### MATERIAL FOR THIS TASK:
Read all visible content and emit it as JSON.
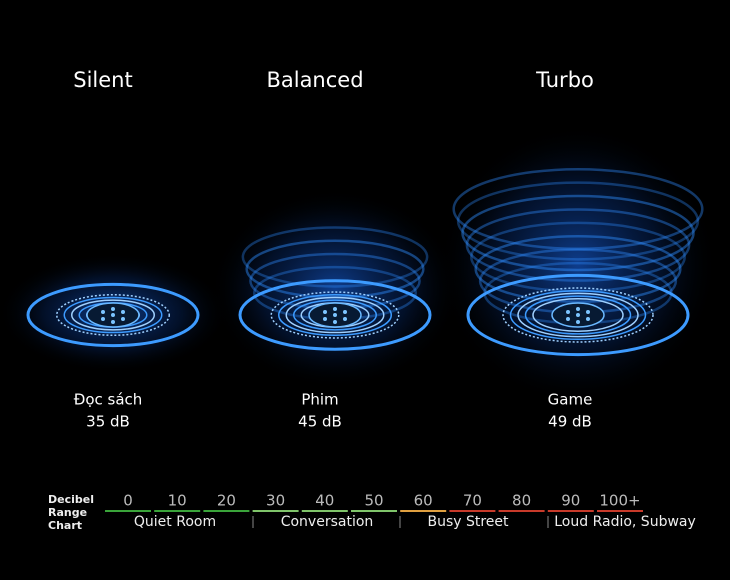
{
  "modes": [
    {
      "name": "Silent",
      "activity": "Đọc sách",
      "level": "35 dB"
    },
    {
      "name": "Balanced",
      "activity": "Phim",
      "level": "45 dB"
    },
    {
      "name": "Turbo",
      "activity": "Game",
      "level": "49 dB"
    }
  ],
  "decibel_chart": {
    "title": [
      "Decibel",
      "Range",
      "Chart"
    ],
    "ticks": [
      "0",
      "10",
      "20",
      "30",
      "40",
      "50",
      "60",
      "70",
      "80",
      "90",
      "100+"
    ],
    "ranges": [
      "Quiet Room",
      "Conversation",
      "Busy Street",
      "Loud Radio, Subway"
    ]
  }
}
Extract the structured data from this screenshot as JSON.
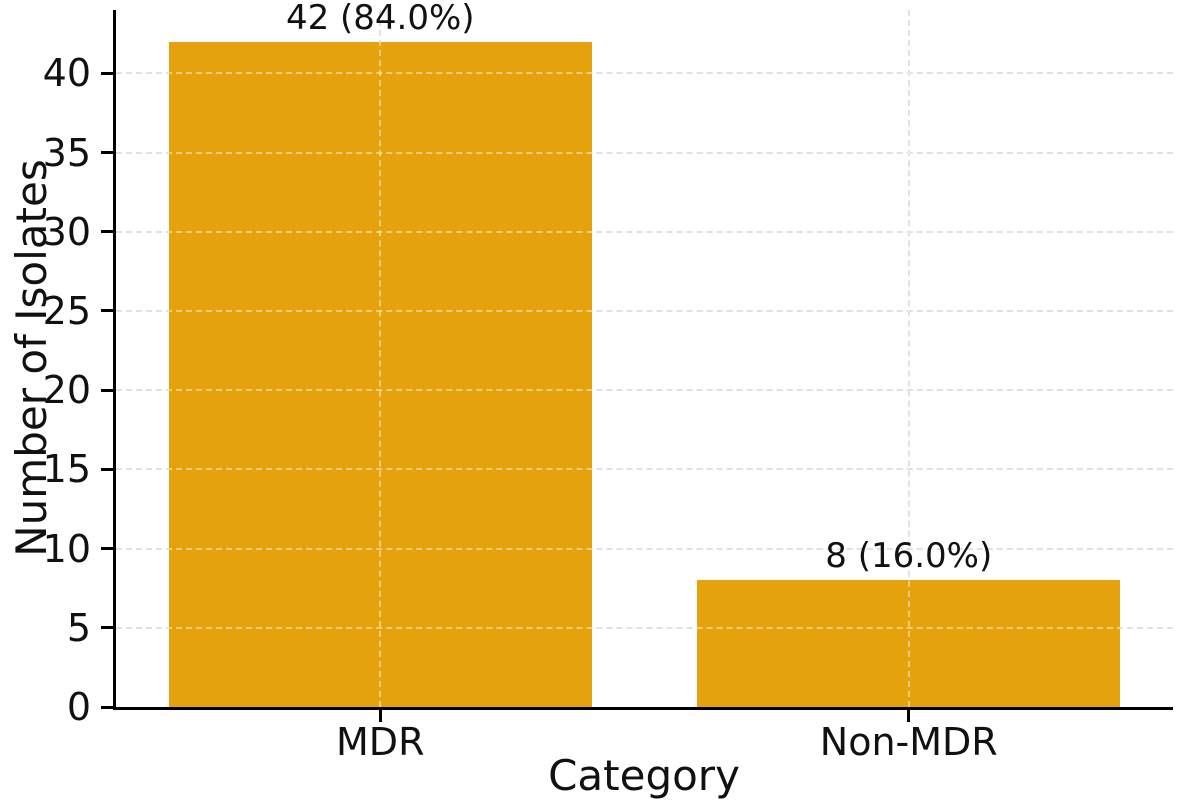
{
  "figure": {
    "background": "#ffffff"
  },
  "chart_data": {
    "type": "bar",
    "categories": [
      "MDR",
      "Non-MDR"
    ],
    "values": [
      42,
      8
    ],
    "annotations": [
      "42 (84.0%)",
      "8 (16.0%)"
    ],
    "title": "",
    "xlabel": "Category",
    "ylabel": "Number of Isolates",
    "ylim": [
      0,
      44
    ],
    "yticks": [
      0,
      5,
      10,
      15,
      20,
      25,
      30,
      35,
      40
    ],
    "bar_color": "#E5A20C",
    "bar_width_fraction": 0.8,
    "grid": {
      "style": "dashed",
      "color": "#c9c9c9",
      "overlay_color": "rgba(255,255,255,0.45)",
      "horizontal": true,
      "vertical": true
    },
    "axis_color": "#000000",
    "text_color": "#111111",
    "legend": null
  }
}
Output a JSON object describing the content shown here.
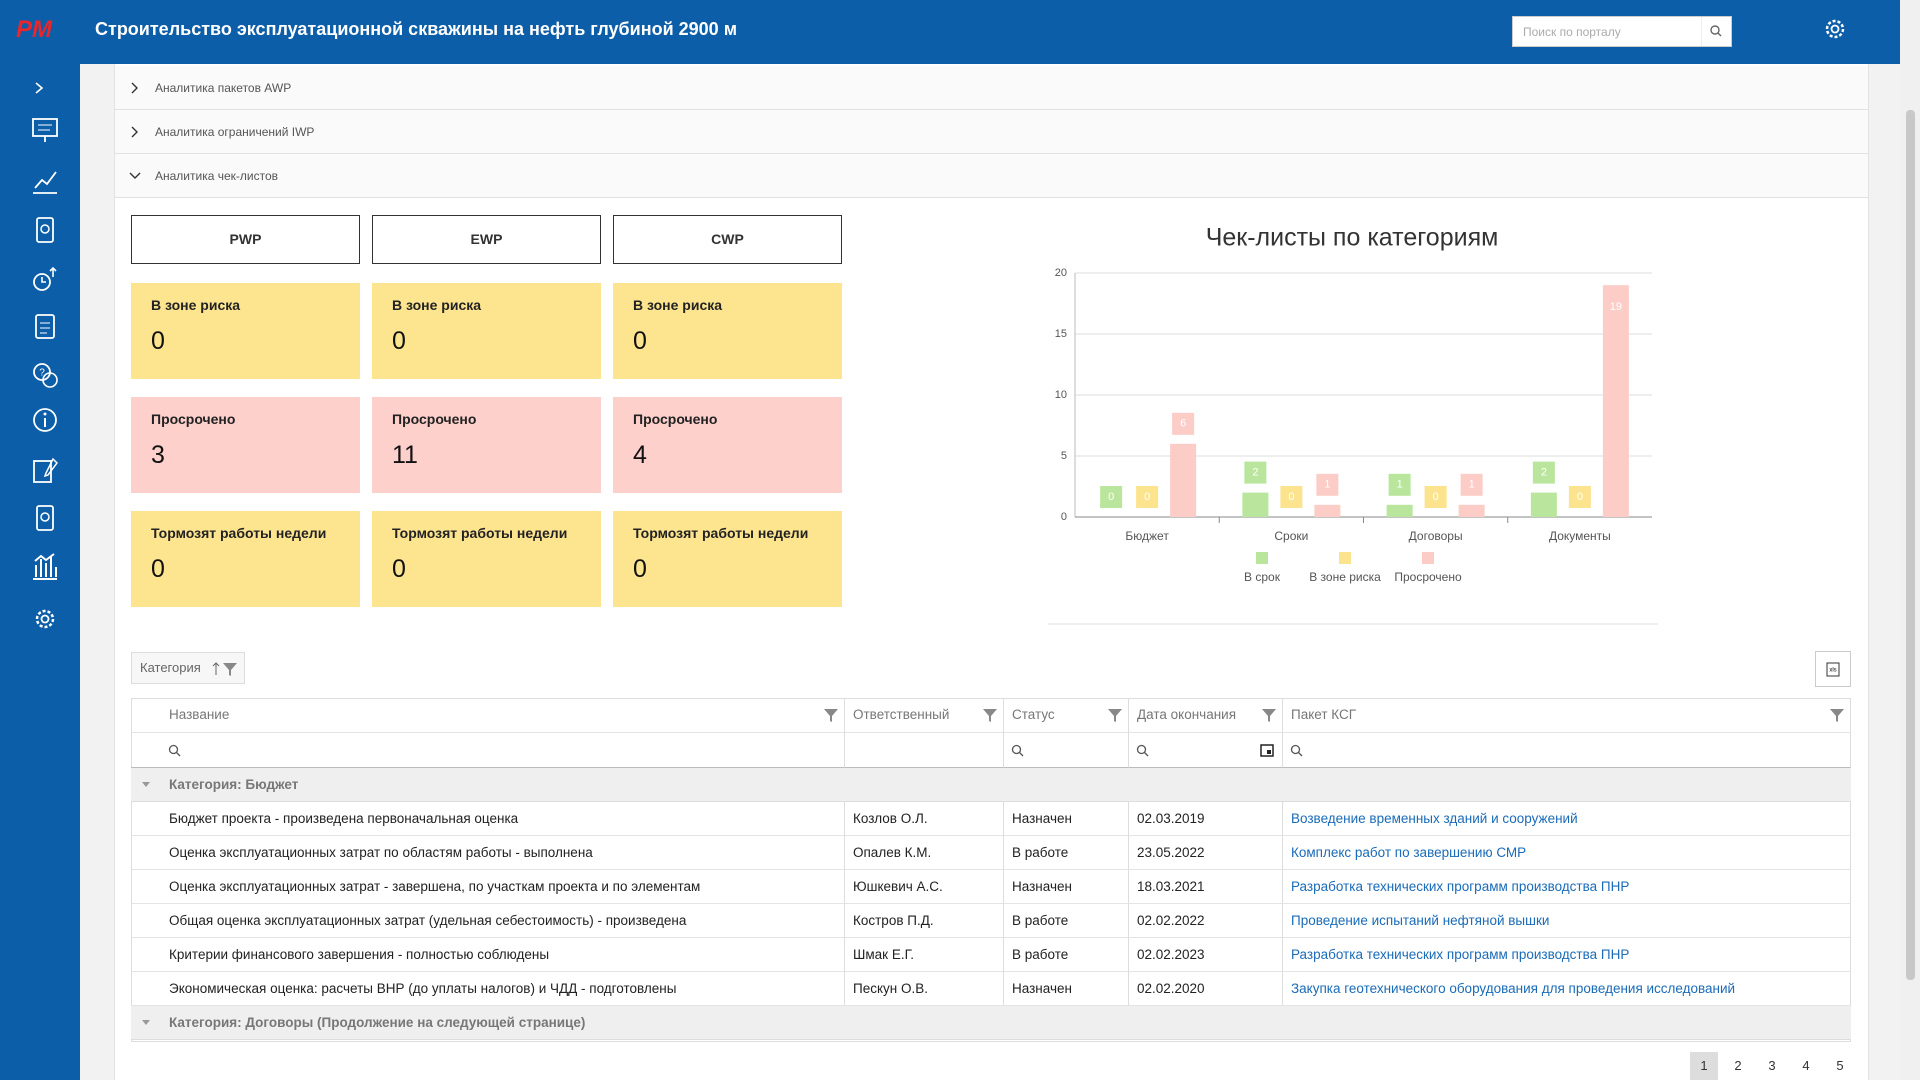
{
  "logo": "PM",
  "header": {
    "title": "Строительство эксплуатационной скважины на нефть глубиной 2900 м",
    "search_placeholder": "Поиск по порталу"
  },
  "accordion": [
    "Аналитика пакетов AWP",
    "Аналитика ограничений IWP",
    "Аналитика чек-листов"
  ],
  "packages": [
    {
      "name": "PWP",
      "tiles": [
        {
          "label": "В зоне риска",
          "value": 0
        },
        {
          "label": "Просрочено",
          "value": 3
        },
        {
          "label": "Тормозят работы недели",
          "value": 0
        }
      ]
    },
    {
      "name": "EWP",
      "tiles": [
        {
          "label": "В зоне риска",
          "value": 0
        },
        {
          "label": "Просрочено",
          "value": 11
        },
        {
          "label": "Тормозят работы недели",
          "value": 0
        }
      ]
    },
    {
      "name": "CWP",
      "tiles": [
        {
          "label": "В зоне риска",
          "value": 0
        },
        {
          "label": "Просрочено",
          "value": 4
        },
        {
          "label": "Тормозят работы недели",
          "value": 0
        }
      ]
    }
  ],
  "chart_data": {
    "type": "bar",
    "title": "Чек-листы по категориям",
    "categories": [
      "Бюджет",
      "Сроки",
      "Договоры",
      "Документы"
    ],
    "series": [
      {
        "name": "В срок",
        "color": "#b9e69c",
        "values": [
          0,
          2,
          1,
          2
        ]
      },
      {
        "name": "В зоне риска",
        "color": "#fce38e",
        "values": [
          0,
          0,
          0,
          0
        ]
      },
      {
        "name": "Просрочено",
        "color": "#fcccc7",
        "values": [
          6,
          1,
          1,
          19
        ]
      }
    ],
    "ylim": [
      0,
      20
    ],
    "yticks": [
      0,
      5,
      10,
      15,
      20
    ],
    "grid": true,
    "legend": "bottom"
  },
  "filter_chip": "Категория",
  "table": {
    "columns": [
      "Название",
      "Ответственный",
      "Статус",
      "Дата окончания",
      "Пакет КСГ"
    ],
    "groups": [
      {
        "label": "Категория: Бюджет",
        "rows": [
          [
            "Бюджет проекта - произведена первоначальная оценка",
            "Козлов О.Л.",
            "Назначен",
            "02.03.2019",
            "Возведение временных зданий и сооружений"
          ],
          [
            "Оценка эксплуатационных затрат по областям работы - выполнена",
            "Опалев К.М.",
            "В работе",
            "23.05.2022",
            "Комплекс работ по завершению СМР"
          ],
          [
            "Оценка эксплуатационных затрат - завершена, по участкам проекта и по элементам",
            "Юшкевич А.С.",
            "Назначен",
            "18.03.2021",
            "Разработка технических программ производства ПНР"
          ],
          [
            "Общая оценка эксплуатационных затрат (удельная себестоимость) - произведена",
            "Костров П.Д.",
            "В работе",
            "02.02.2022",
            "Проведение испытаний нефтяной вышки"
          ],
          [
            "Критерии финансового завершения - полностью соблюдены",
            "Шмак Е.Г.",
            "В работе",
            "02.02.2023",
            "Разработка технических программ производства ПНР"
          ],
          [
            "Экономическая оценка: расчеты ВНР (до уплаты налогов) и ЧДД - подготовлены",
            "Пескун О.В.",
            "Назначен",
            "02.02.2020",
            "Закупка геотехнического оборудования для проведения исследований"
          ]
        ]
      },
      {
        "label": "Категория: Договоры (Продолжение на следующей странице)"
      }
    ]
  },
  "pagination": [
    1,
    2,
    3,
    4,
    5
  ]
}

### EXERCISE GOAL:
Output, exactly, all the records above; include no pictures.

### SOLUTION:
Read all visible content and emit it as JSON.
{
  "modes": [
    {
      "name": "Silent",
      "activity": "Đọc sách",
      "level": "35 dB"
    },
    {
      "name": "Balanced",
      "activity": "Phim",
      "level": "45 dB"
    },
    {
      "name": "Turbo",
      "activity": "Game",
      "level": "49 dB"
    }
  ],
  "decibel_chart": {
    "title": [
      "Decibel",
      "Range",
      "Chart"
    ],
    "ticks": [
      "0",
      "10",
      "20",
      "30",
      "40",
      "50",
      "60",
      "70",
      "80",
      "90",
      "100+"
    ],
    "ranges": [
      "Quiet Room",
      "Conversation",
      "Busy Street",
      "Loud Radio, Subway"
    ]
  }
}
Extract the structured data from this screenshot as JSON.
{
  "figure": {
    "background": "#ffffff"
  },
  "chart_data": {
    "type": "bar",
    "categories": [
      "MDR",
      "Non-MDR"
    ],
    "values": [
      42,
      8
    ],
    "annotations": [
      "42 (84.0%)",
      "8 (16.0%)"
    ],
    "title": "",
    "xlabel": "Category",
    "ylabel": "Number of Isolates",
    "ylim": [
      0,
      44
    ],
    "yticks": [
      0,
      5,
      10,
      15,
      20,
      25,
      30,
      35,
      40
    ],
    "bar_color": "#E5A20C",
    "bar_width_fraction": 0.8,
    "grid": {
      "style": "dashed",
      "color": "#c9c9c9",
      "overlay_color": "rgba(255,255,255,0.45)",
      "horizontal": true,
      "vertical": true
    },
    "axis_color": "#000000",
    "text_color": "#111111",
    "legend": null
  }
}
Output a JSON object describing the content shown here.
{
  "logo": "PM",
  "header": {
    "title": "Строительство эксплуатационной скважины на нефть глубиной 2900 м",
    "search_placeholder": "Поиск по порталу"
  },
  "accordion": [
    "Аналитика пакетов AWP",
    "Аналитика ограничений IWP",
    "Аналитика чек-листов"
  ],
  "packages": [
    {
      "name": "PWP",
      "tiles": [
        {
          "label": "В зоне риска",
          "value": 0
        },
        {
          "label": "Просрочено",
          "value": 3
        },
        {
          "label": "Тормозят работы недели",
          "value": 0
        }
      ]
    },
    {
      "name": "EWP",
      "tiles": [
        {
          "label": "В зоне риска",
          "value": 0
        },
        {
          "label": "Просрочено",
          "value": 11
        },
        {
          "label": "Тормозят работы недели",
          "value": 0
        }
      ]
    },
    {
      "name": "CWP",
      "tiles": [
        {
          "label": "В зоне риска",
          "value": 0
        },
        {
          "label": "Просрочено",
          "value": 4
        },
        {
          "label": "Тормозят работы недели",
          "value": 0
        }
      ]
    }
  ],
  "chart_data": {
    "type": "bar",
    "title": "Чек-листы по категориям",
    "categories": [
      "Бюджет",
      "Сроки",
      "Договоры",
      "Документы"
    ],
    "series": [
      {
        "name": "В срок",
        "color": "#b9e69c",
        "values": [
          0,
          2,
          1,
          2
        ]
      },
      {
        "name": "В зоне риска",
        "color": "#fce38e",
        "values": [
          0,
          0,
          0,
          0
        ]
      },
      {
        "name": "Просрочено",
        "color": "#fcccc7",
        "values": [
          6,
          1,
          1,
          19
        ]
      }
    ],
    "ylim": [
      0,
      20
    ],
    "yticks": [
      0,
      5,
      10,
      15,
      20
    ],
    "grid": true,
    "legend": "bottom"
  },
  "filter_chip": "Категория",
  "table": {
    "columns": [
      "Название",
      "Ответственный",
      "Статус",
      "Дата окончания",
      "Пакет КСГ"
    ],
    "groups": [
      {
        "label": "Категория: Бюджет",
        "rows": [
          [
            "Бюджет проекта - произведена первоначальная оценка",
            "Козлов О.Л.",
            "Назначен",
            "02.03.2019",
            "Возведение временных зданий и сооружений"
          ],
          [
            "Оценка эксплуатационных затрат по областям работы - выполнена",
            "Опалев К.М.",
            "В работе",
            "23.05.2022",
            "Комплекс работ по завершению СМР"
          ],
          [
            "Оценка эксплуатационных затрат - завершена, по участкам проекта и по элементам",
            "Юшкевич А.С.",
            "Назначен",
            "18.03.2021",
            "Разработка технических программ производства ПНР"
          ],
          [
            "Общая оценка эксплуатационных затрат (удельная себестоимость) - произведена",
            "Костров П.Д.",
            "В работе",
            "02.02.2022",
            "Проведение испытаний нефтяной вышки"
          ],
          [
            "Критерии финансового завершения - полностью соблюдены",
            "Шмак Е.Г.",
            "В работе",
            "02.02.2023",
            "Разработка технических программ производства ПНР"
          ],
          [
            "Экономическая оценка: расчеты ВНР (до уплаты налогов) и ЧДД - подготовлены",
            "Пескун О.В.",
            "Назначен",
            "02.02.2020",
            "Закупка геотехнического оборудования для проведения исследований"
          ]
        ]
      },
      {
        "label": "Категория: Договоры (Продолжение на следующей странице)"
      }
    ]
  },
  "pagination": [
    1,
    2,
    3,
    4,
    5
  ]
}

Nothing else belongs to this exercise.